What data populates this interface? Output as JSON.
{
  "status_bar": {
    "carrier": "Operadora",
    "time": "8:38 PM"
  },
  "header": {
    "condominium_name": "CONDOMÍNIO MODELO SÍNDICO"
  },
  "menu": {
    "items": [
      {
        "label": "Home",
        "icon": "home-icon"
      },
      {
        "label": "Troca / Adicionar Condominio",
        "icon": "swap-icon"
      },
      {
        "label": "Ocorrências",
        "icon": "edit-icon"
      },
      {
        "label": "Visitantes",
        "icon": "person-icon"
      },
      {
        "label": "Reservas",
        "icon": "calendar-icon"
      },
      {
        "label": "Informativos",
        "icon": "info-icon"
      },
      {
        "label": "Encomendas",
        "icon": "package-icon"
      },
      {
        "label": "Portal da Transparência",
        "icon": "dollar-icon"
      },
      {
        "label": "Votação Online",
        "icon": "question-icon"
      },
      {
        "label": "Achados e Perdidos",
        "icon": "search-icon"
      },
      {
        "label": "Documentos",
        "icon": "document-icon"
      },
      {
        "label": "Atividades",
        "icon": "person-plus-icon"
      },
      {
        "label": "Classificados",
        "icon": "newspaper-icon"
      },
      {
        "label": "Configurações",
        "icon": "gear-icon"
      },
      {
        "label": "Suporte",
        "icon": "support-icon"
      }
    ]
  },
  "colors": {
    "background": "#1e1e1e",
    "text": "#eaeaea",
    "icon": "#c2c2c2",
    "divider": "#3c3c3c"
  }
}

▶ YOUR INSTRUCTIONS
Every entry above needs to be quoted exactly.

▶ TASK RESPONSE
What data populates this interface? Output as JSON.
{
  "status_bar": {
    "carrier": "Operadora",
    "time": "8:38 PM"
  },
  "header": {
    "condominium_name": "CONDOMÍNIO MODELO SÍNDICO"
  },
  "menu": {
    "items": [
      {
        "label": "Home",
        "icon": "home-icon"
      },
      {
        "label": "Troca / Adicionar Condominio",
        "icon": "swap-icon"
      },
      {
        "label": "Ocorrências",
        "icon": "edit-icon"
      },
      {
        "label": "Visitantes",
        "icon": "person-icon"
      },
      {
        "label": "Reservas",
        "icon": "calendar-icon"
      },
      {
        "label": "Informativos",
        "icon": "info-icon"
      },
      {
        "label": "Encomendas",
        "icon": "package-icon"
      },
      {
        "label": "Portal da Transparência",
        "icon": "dollar-icon"
      },
      {
        "label": "Votação Online",
        "icon": "question-icon"
      },
      {
        "label": "Achados e Perdidos",
        "icon": "search-icon"
      },
      {
        "label": "Documentos",
        "icon": "document-icon"
      },
      {
        "label": "Atividades",
        "icon": "person-plus-icon"
      },
      {
        "label": "Classificados",
        "icon": "newspaper-icon"
      },
      {
        "label": "Configurações",
        "icon": "gear-icon"
      },
      {
        "label": "Suporte",
        "icon": "support-icon"
      }
    ]
  },
  "colors": {
    "background": "#1e1e1e",
    "text": "#eaeaea",
    "icon": "#c2c2c2",
    "divider": "#3c3c3c"
  }
}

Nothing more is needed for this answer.